Exercise instructions: Output each line exactly as it appears, skipping any embedded picture.

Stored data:
┄┄┄┄┄┄┄┄┄┄

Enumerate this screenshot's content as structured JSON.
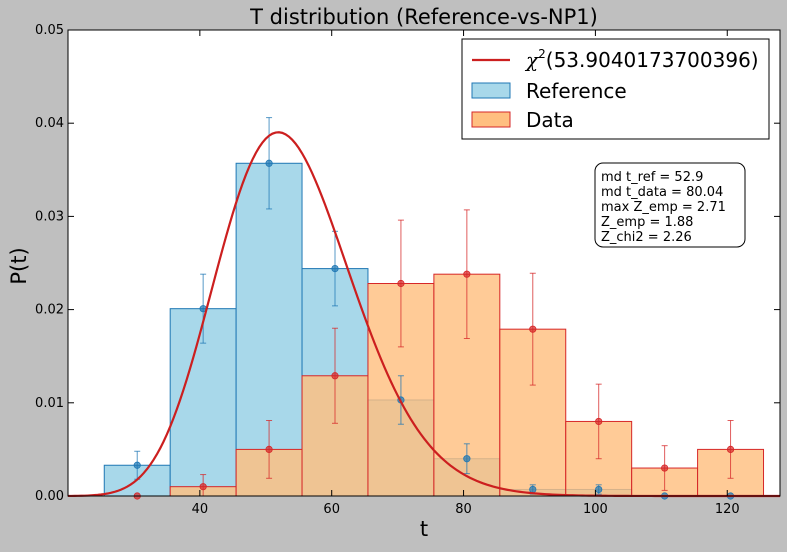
{
  "chart_data": {
    "type": "bar",
    "title": "T distribution (Reference-vs-NP1)",
    "xlabel": "t",
    "ylabel": "P(t)",
    "xlim": [
      20,
      128
    ],
    "ylim": [
      0,
      0.05
    ],
    "x_ticks": [
      40,
      60,
      80,
      100,
      120
    ],
    "y_ticks": [
      0.0,
      0.01,
      0.02,
      0.03,
      0.04,
      0.05
    ],
    "y_tick_labels": [
      "0.00",
      "0.01",
      "0.02",
      "0.03",
      "0.04",
      "0.05"
    ],
    "bin_edges": [
      25.5,
      35.5,
      45.5,
      55.5,
      65.5,
      75.5,
      85.5,
      95.5,
      105.5,
      115.5,
      125.5
    ],
    "series": [
      {
        "name": "Reference",
        "color": "#a8d8ea",
        "edge_color": "#1f77b4",
        "values": [
          0.0033,
          0.0201,
          0.0357,
          0.0244,
          0.0103,
          0.004,
          0.0007,
          0.0007,
          0.0,
          0.0
        ],
        "errors": [
          0.0015,
          0.0037,
          0.0049,
          0.004,
          0.0026,
          0.0016,
          0.0005,
          0.0005,
          0.0,
          0.0
        ]
      },
      {
        "name": "Data",
        "color": "#ffbf80",
        "edge_color": "#d62728",
        "values": [
          0.0,
          0.001,
          0.005,
          0.0129,
          0.0228,
          0.0238,
          0.0179,
          0.008,
          0.003,
          0.005
        ],
        "errors": [
          0.0,
          0.0013,
          0.0031,
          0.0051,
          0.0068,
          0.0069,
          0.006,
          0.004,
          0.0024,
          0.0031
        ]
      }
    ],
    "curve": {
      "name": "χ²(53.9040173700396)",
      "label_prefix": "χ",
      "label_sup": "2",
      "label_arg": "(53.9040173700396)",
      "dof": 53.9040173700396,
      "color": "#cc1f1f"
    },
    "legend_position": "top-right",
    "annotation_lines": [
      "md t_ref = 52.9",
      "md t_data = 80.04",
      "max Z_emp = 2.71",
      "Z_emp = 1.88",
      "Z_chi2 = 2.26"
    ]
  }
}
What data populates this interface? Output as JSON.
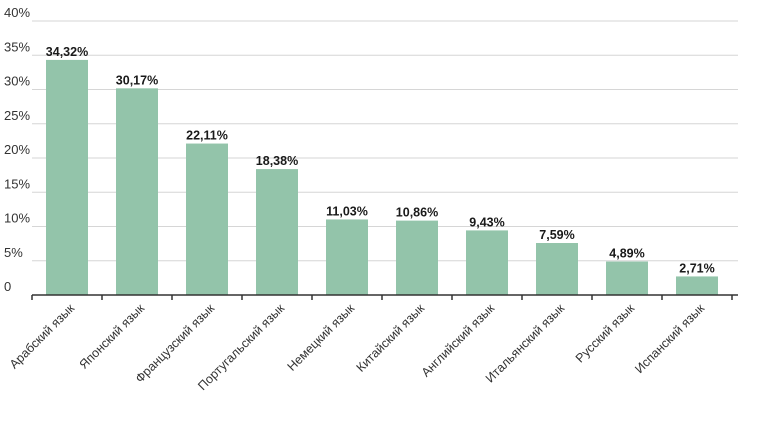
{
  "chart_data": {
    "type": "bar",
    "categories": [
      "Арабский язык",
      "Японский язык",
      "Французский язык",
      "Португальский язык",
      "Немецкий язык",
      "Китайский язык",
      "Английский язык",
      "Итальянский язык",
      "Русский язык",
      "Испанский язык"
    ],
    "values": [
      34.32,
      30.17,
      22.11,
      18.38,
      11.03,
      10.86,
      9.43,
      7.59,
      4.89,
      2.71
    ],
    "data_labels": [
      "34,32%",
      "30,17%",
      "22,11%",
      "18,38%",
      "11,03%",
      "10,86%",
      "9,43%",
      "7,59%",
      "4,89%",
      "2,71%"
    ],
    "yticks": [
      0,
      5,
      10,
      15,
      20,
      25,
      30,
      35,
      40
    ],
    "ytick_labels": [
      "0",
      "5%",
      "10%",
      "15%",
      "20%",
      "25%",
      "30%",
      "35%",
      "40%"
    ],
    "ylim": [
      0,
      40
    ],
    "grid": true,
    "bar_color": "#93c4aa",
    "title": "",
    "xlabel": "",
    "ylabel": ""
  }
}
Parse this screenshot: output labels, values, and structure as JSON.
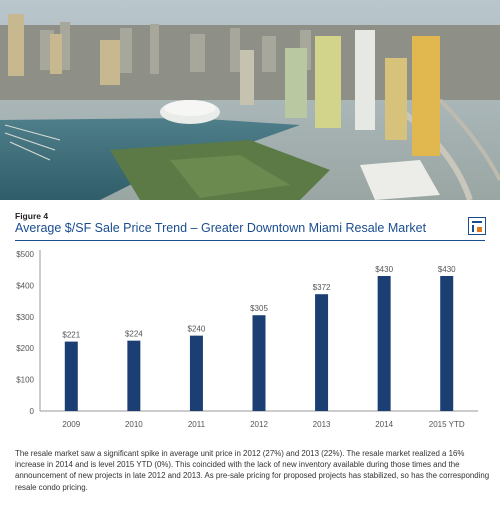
{
  "figure": {
    "label": "Figure 4",
    "title": "Average $/SF Sale Price Trend – Greater Downtown Miami Resale Market"
  },
  "photo": {
    "subject": "aerial-city-skyline"
  },
  "logo": {
    "icon": "brand-logo-icon",
    "colors": {
      "frame": "#1a4d8f",
      "accent": "#e07a1f"
    }
  },
  "chart_data": {
    "type": "bar",
    "title": "Average $/SF Sale Price Trend – Greater Downtown Miami Resale Market",
    "categories": [
      "2009",
      "2010",
      "2011",
      "2012",
      "2013",
      "2014",
      "2015 YTD"
    ],
    "values": [
      221,
      224,
      240,
      305,
      372,
      430,
      430
    ],
    "data_labels": [
      "$221",
      "$224",
      "$240",
      "$305",
      "$372",
      "$430",
      "$430"
    ],
    "ylim": [
      0,
      500
    ],
    "yticks": [
      0,
      100,
      200,
      300,
      400,
      500
    ],
    "ytick_labels": [
      "0",
      "$100",
      "$200",
      "$300",
      "$400",
      "$500"
    ],
    "xlabel": "",
    "ylabel": "",
    "grid": false,
    "legend": "none",
    "bar_color": "#1b3f73"
  },
  "description": "The resale market saw a significant spike in average unit price in 2012 (27%) and 2013 (22%). The resale market realized a 16% increase in 2014 and is level 2015 YTD (0%). This coincided with the lack of new inventory available during those times and the announcement of new projects in late 2012 and 2013. As pre-sale pricing for proposed projects has stabilized, so has the corresponding resale condo pricing."
}
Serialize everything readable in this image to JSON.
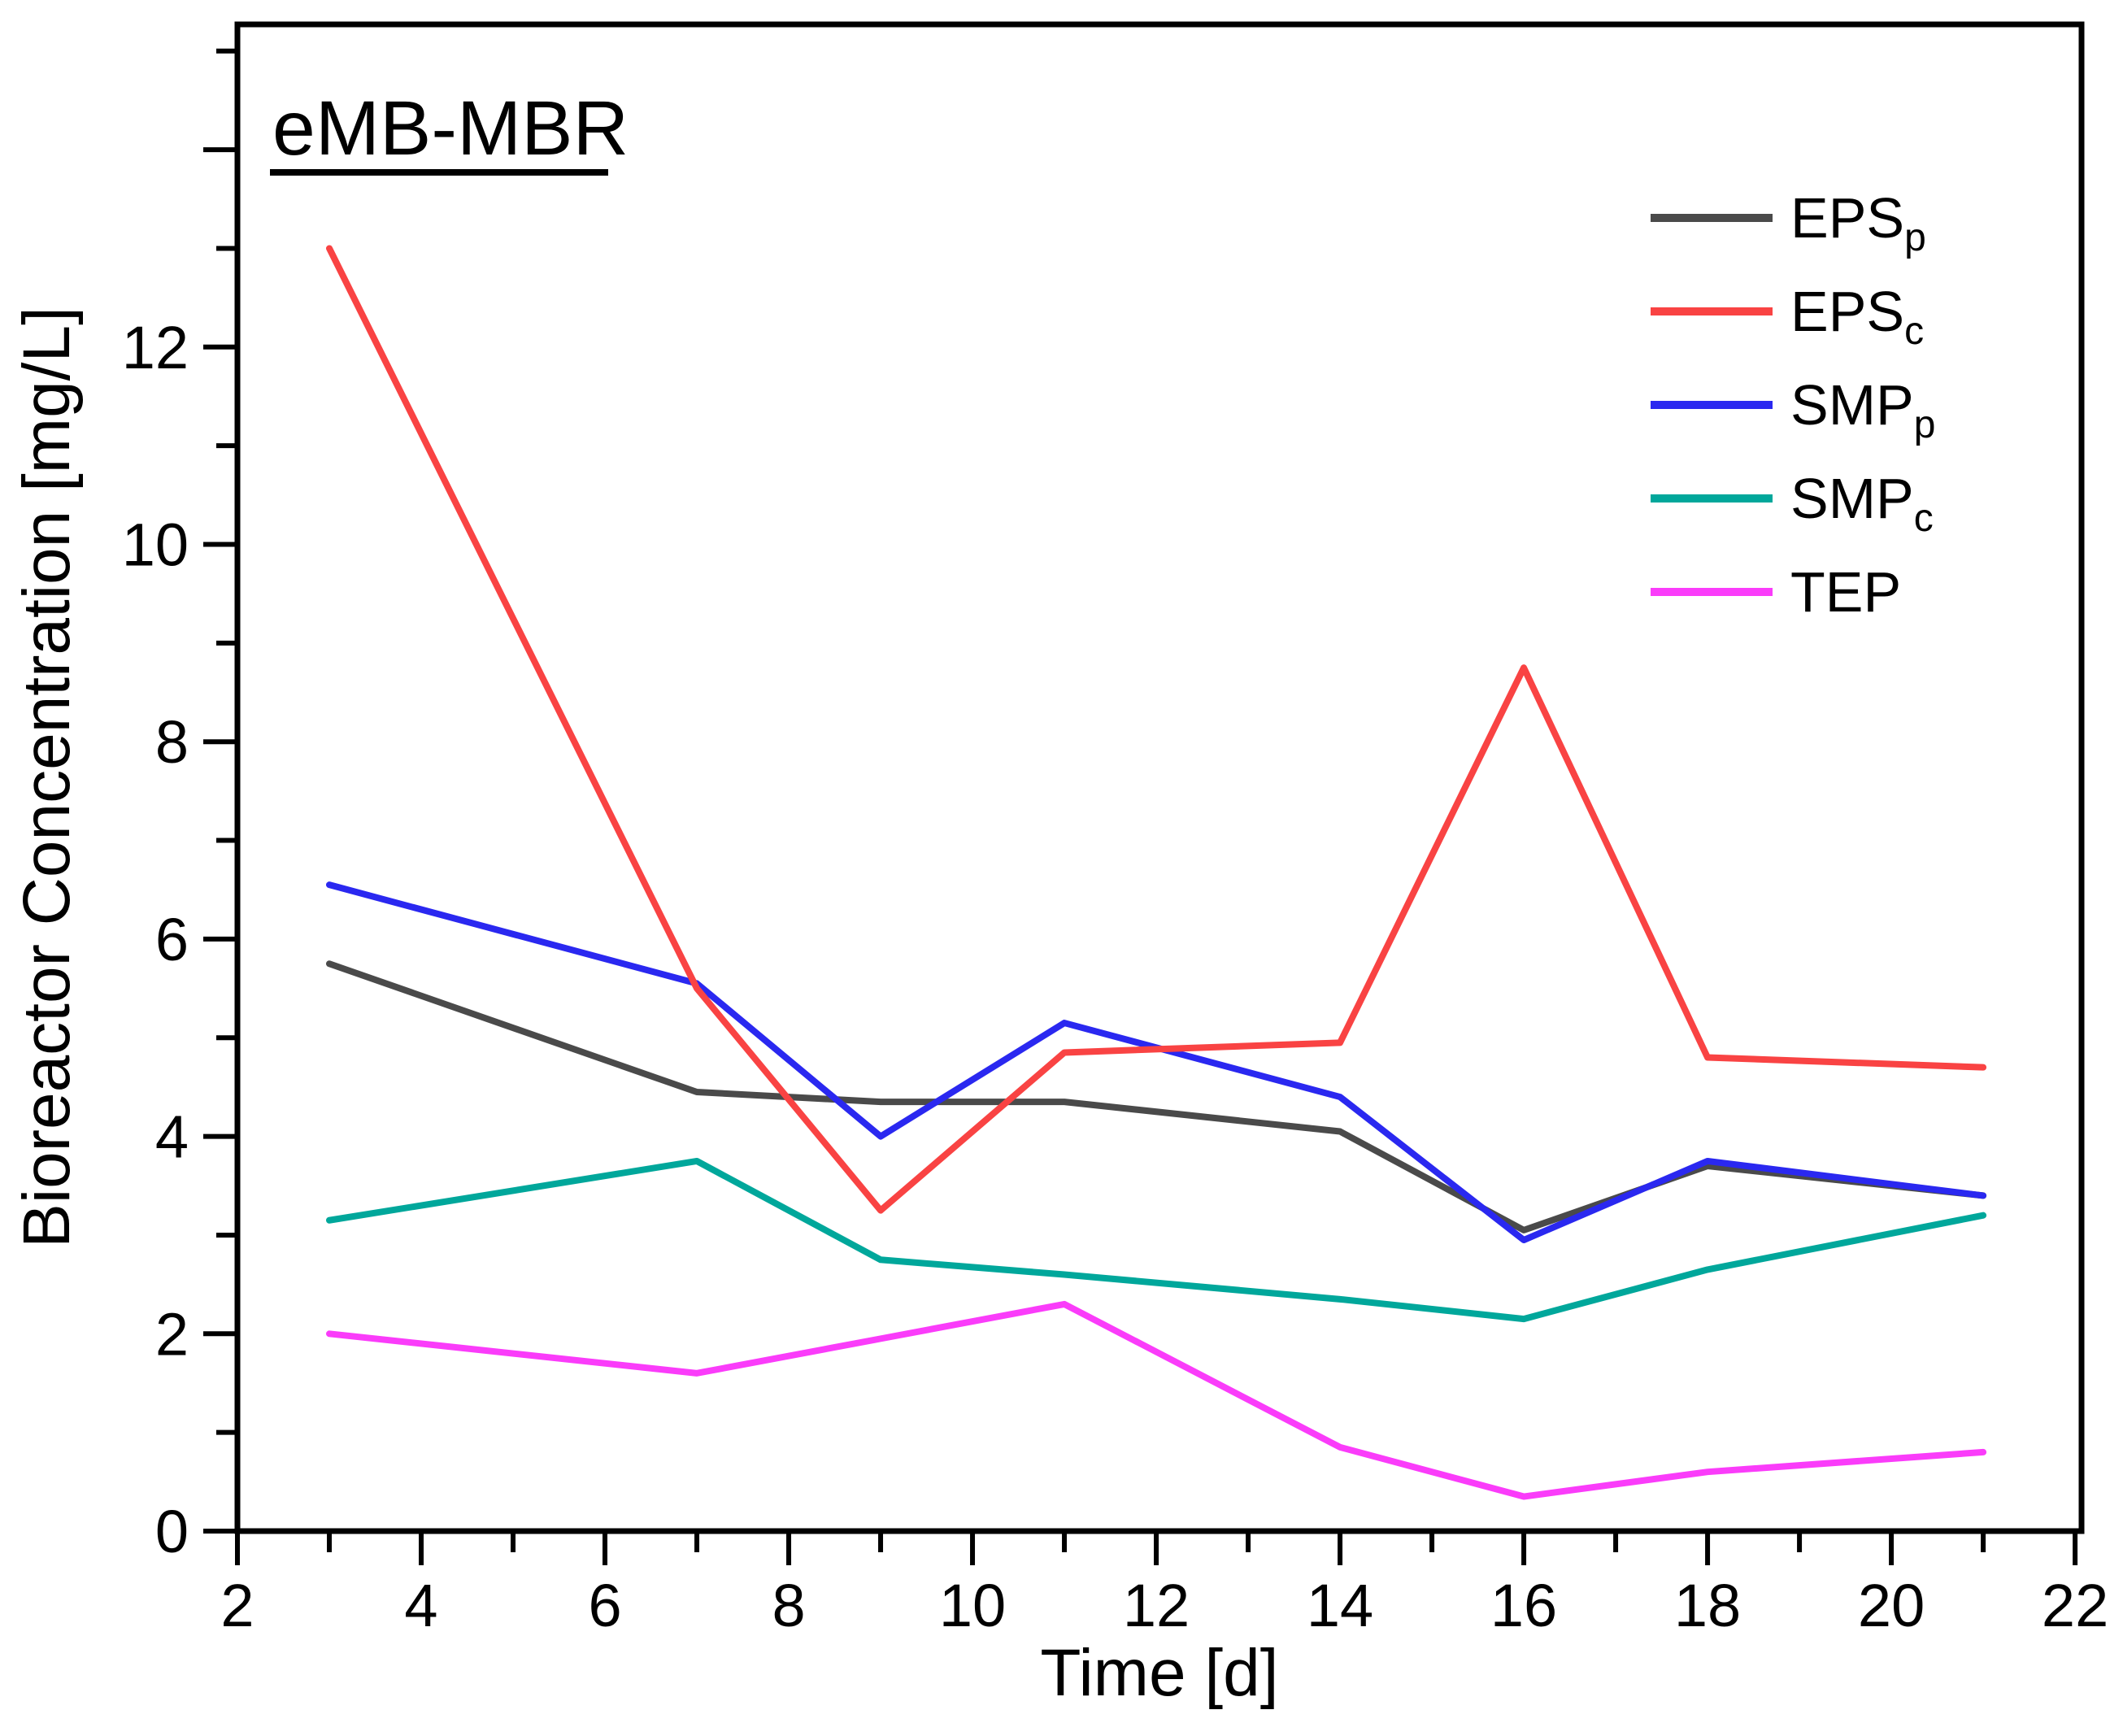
{
  "chart_data": {
    "type": "line",
    "title": "eMB-MBR",
    "xlabel": "Time [d]",
    "ylabel": "Bioreactor Concentration [mg/L]",
    "xlim": [
      2,
      22.07
    ],
    "ylim": [
      0,
      15.27
    ],
    "x_major_ticks": [
      2,
      4,
      6,
      8,
      10,
      12,
      14,
      16,
      18,
      20,
      22
    ],
    "x_minor_ticks": [
      3,
      5,
      7,
      9,
      11,
      13,
      15,
      17,
      19,
      21
    ],
    "y_major_ticks": [
      0,
      2,
      4,
      6,
      8,
      10,
      12,
      14
    ],
    "y_labeled_ticks": [
      0,
      2,
      4,
      6,
      8,
      10,
      12
    ],
    "y_minor_ticks": [
      1,
      3,
      5,
      7,
      9,
      11,
      13,
      15
    ],
    "grid": "off",
    "legend_position": "upper right",
    "x": [
      3,
      7,
      9,
      11,
      14,
      16,
      18,
      21
    ],
    "series": [
      {
        "name": "EPS_p",
        "label_main": "EPS",
        "label_sub": "p",
        "color": "#4a4a4a",
        "values": [
          5.75,
          4.45,
          4.35,
          4.35,
          4.05,
          3.05,
          3.7,
          3.4
        ]
      },
      {
        "name": "SMP_c",
        "label_main": "SMP",
        "label_sub": "c",
        "color": "#00a79b",
        "values": [
          3.15,
          3.75,
          2.75,
          2.6,
          2.35,
          2.15,
          2.65,
          3.2
        ]
      },
      {
        "name": "TEP",
        "label_main": "TEP",
        "label_sub": "",
        "color": "#fa3cfa",
        "values": [
          2.0,
          1.6,
          1.95,
          2.3,
          0.85,
          0.35,
          0.6,
          0.8
        ]
      },
      {
        "name": "SMP_p",
        "label_main": "SMP",
        "label_sub": "p",
        "color": "#2a28f0",
        "values": [
          6.55,
          5.55,
          4.0,
          5.15,
          4.4,
          2.95,
          3.75,
          3.4
        ]
      },
      {
        "name": "EPS_c",
        "label_main": "EPS",
        "label_sub": "c",
        "color": "#f94343",
        "values": [
          13.0,
          5.5,
          3.25,
          4.85,
          4.95,
          8.75,
          4.8,
          4.7
        ]
      }
    ],
    "legend_order": [
      "EPS_p",
      "EPS_c",
      "SMP_p",
      "SMP_c",
      "TEP"
    ]
  }
}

┄┄┄┄┄┄┄┄┄┄

Expected answer:
Enumerate this screenshot's content as structured JSON.
{
  "chart_data": {
    "type": "bar",
    "title": "T distribution (Reference-vs-NP1)",
    "xlabel": "t",
    "ylabel": "P(t)",
    "xlim": [
      20,
      128
    ],
    "ylim": [
      0,
      0.05
    ],
    "x_ticks": [
      40,
      60,
      80,
      100,
      120
    ],
    "y_ticks": [
      0.0,
      0.01,
      0.02,
      0.03,
      0.04,
      0.05
    ],
    "y_tick_labels": [
      "0.00",
      "0.01",
      "0.02",
      "0.03",
      "0.04",
      "0.05"
    ],
    "bin_edges": [
      25.5,
      35.5,
      45.5,
      55.5,
      65.5,
      75.5,
      85.5,
      95.5,
      105.5,
      115.5,
      125.5
    ],
    "series": [
      {
        "name": "Reference",
        "color": "#a8d8ea",
        "edge_color": "#1f77b4",
        "values": [
          0.0033,
          0.0201,
          0.0357,
          0.0244,
          0.0103,
          0.004,
          0.0007,
          0.0007,
          0.0,
          0.0
        ],
        "errors": [
          0.0015,
          0.0037,
          0.0049,
          0.004,
          0.0026,
          0.0016,
          0.0005,
          0.0005,
          0.0,
          0.0
        ]
      },
      {
        "name": "Data",
        "color": "#ffbf80",
        "edge_color": "#d62728",
        "values": [
          0.0,
          0.001,
          0.005,
          0.0129,
          0.0228,
          0.0238,
          0.0179,
          0.008,
          0.003,
          0.005
        ],
        "errors": [
          0.0,
          0.0013,
          0.0031,
          0.0051,
          0.0068,
          0.0069,
          0.006,
          0.004,
          0.0024,
          0.0031
        ]
      }
    ],
    "curve": {
      "name": "χ²(53.9040173700396)",
      "label_prefix": "χ",
      "label_sup": "2",
      "label_arg": "(53.9040173700396)",
      "dof": 53.9040173700396,
      "color": "#cc1f1f"
    },
    "legend_position": "top-right",
    "annotation_lines": [
      "md t_ref = 52.9",
      "md t_data = 80.04",
      "max Z_emp = 2.71",
      "Z_emp = 1.88",
      "Z_chi2 = 2.26"
    ]
  }
}
What data populates this interface? Output as JSON.
{
  "chart_data": {
    "type": "bar",
    "categories": [
      "Арабский язык",
      "Японский язык",
      "Французский язык",
      "Португальский язык",
      "Немецкий язык",
      "Китайский язык",
      "Английский язык",
      "Итальянский язык",
      "Русский язык",
      "Испанский язык"
    ],
    "values": [
      34.32,
      30.17,
      22.11,
      18.38,
      11.03,
      10.86,
      9.43,
      7.59,
      4.89,
      2.71
    ],
    "data_labels": [
      "34,32%",
      "30,17%",
      "22,11%",
      "18,38%",
      "11,03%",
      "10,86%",
      "9,43%",
      "7,59%",
      "4,89%",
      "2,71%"
    ],
    "yticks": [
      0,
      5,
      10,
      15,
      20,
      25,
      30,
      35,
      40
    ],
    "ytick_labels": [
      "0",
      "5%",
      "10%",
      "15%",
      "20%",
      "25%",
      "30%",
      "35%",
      "40%"
    ],
    "ylim": [
      0,
      40
    ],
    "grid": true,
    "bar_color": "#93c4aa",
    "title": "",
    "xlabel": "",
    "ylabel": ""
  }
}
Parse this screenshot: output labels, values, and structure as JSON.
{
  "figure": {
    "label": "Figure 4",
    "title": "Average $/SF Sale Price Trend – Greater Downtown Miami Resale Market"
  },
  "photo": {
    "subject": "aerial-city-skyline"
  },
  "logo": {
    "icon": "brand-logo-icon",
    "colors": {
      "frame": "#1a4d8f",
      "accent": "#e07a1f"
    }
  },
  "chart_data": {
    "type": "bar",
    "title": "Average $/SF Sale Price Trend – Greater Downtown Miami Resale Market",
    "categories": [
      "2009",
      "2010",
      "2011",
      "2012",
      "2013",
      "2014",
      "2015 YTD"
    ],
    "values": [
      221,
      224,
      240,
      305,
      372,
      430,
      430
    ],
    "data_labels": [
      "$221",
      "$224",
      "$240",
      "$305",
      "$372",
      "$430",
      "$430"
    ],
    "ylim": [
      0,
      500
    ],
    "yticks": [
      0,
      100,
      200,
      300,
      400,
      500
    ],
    "ytick_labels": [
      "0",
      "$100",
      "$200",
      "$300",
      "$400",
      "$500"
    ],
    "xlabel": "",
    "ylabel": "",
    "grid": false,
    "legend": "none",
    "bar_color": "#1b3f73"
  },
  "description": "The resale market saw a significant spike in average unit price in 2012 (27%) and 2013 (22%). The resale market realized a 16% increase in 2014 and is level 2015 YTD (0%). This coincided with the lack of new inventory available during those times and the announcement of new projects in late 2012 and 2013. As pre-sale pricing for proposed projects has stabilized, so has the corresponding resale condo pricing."
}
Serialize everything readable in this image to JSON.
{
  "chart_data": {
    "type": "line",
    "title": "eMB-MBR",
    "xlabel": "Time [d]",
    "ylabel": "Bioreactor Concentration [mg/L]",
    "xlim": [
      2,
      22.07
    ],
    "ylim": [
      0,
      15.27
    ],
    "x_major_ticks": [
      2,
      4,
      6,
      8,
      10,
      12,
      14,
      16,
      18,
      20,
      22
    ],
    "x_minor_ticks": [
      3,
      5,
      7,
      9,
      11,
      13,
      15,
      17,
      19,
      21
    ],
    "y_major_ticks": [
      0,
      2,
      4,
      6,
      8,
      10,
      12,
      14
    ],
    "y_labeled_ticks": [
      0,
      2,
      4,
      6,
      8,
      10,
      12
    ],
    "y_minor_ticks": [
      1,
      3,
      5,
      7,
      9,
      11,
      13,
      15
    ],
    "grid": "off",
    "legend_position": "upper right",
    "x": [
      3,
      7,
      9,
      11,
      14,
      16,
      18,
      21
    ],
    "series": [
      {
        "name": "EPS_p",
        "label_main": "EPS",
        "label_sub": "p",
        "color": "#4a4a4a",
        "values": [
          5.75,
          4.45,
          4.35,
          4.35,
          4.05,
          3.05,
          3.7,
          3.4
        ]
      },
      {
        "name": "SMP_c",
        "label_main": "SMP",
        "label_sub": "c",
        "color": "#00a79b",
        "values": [
          3.15,
          3.75,
          2.75,
          2.6,
          2.35,
          2.15,
          2.65,
          3.2
        ]
      },
      {
        "name": "TEP",
        "label_main": "TEP",
        "label_sub": "",
        "color": "#fa3cfa",
        "values": [
          2.0,
          1.6,
          1.95,
          2.3,
          0.85,
          0.35,
          0.6,
          0.8
        ]
      },
      {
        "name": "SMP_p",
        "label_main": "SMP",
        "label_sub": "p",
        "color": "#2a28f0",
        "values": [
          6.55,
          5.55,
          4.0,
          5.15,
          4.4,
          2.95,
          3.75,
          3.4
        ]
      },
      {
        "name": "EPS_c",
        "label_main": "EPS",
        "label_sub": "c",
        "color": "#f94343",
        "values": [
          13.0,
          5.5,
          3.25,
          4.85,
          4.95,
          8.75,
          4.8,
          4.7
        ]
      }
    ],
    "legend_order": [
      "EPS_p",
      "EPS_c",
      "SMP_p",
      "SMP_c",
      "TEP"
    ]
  }
}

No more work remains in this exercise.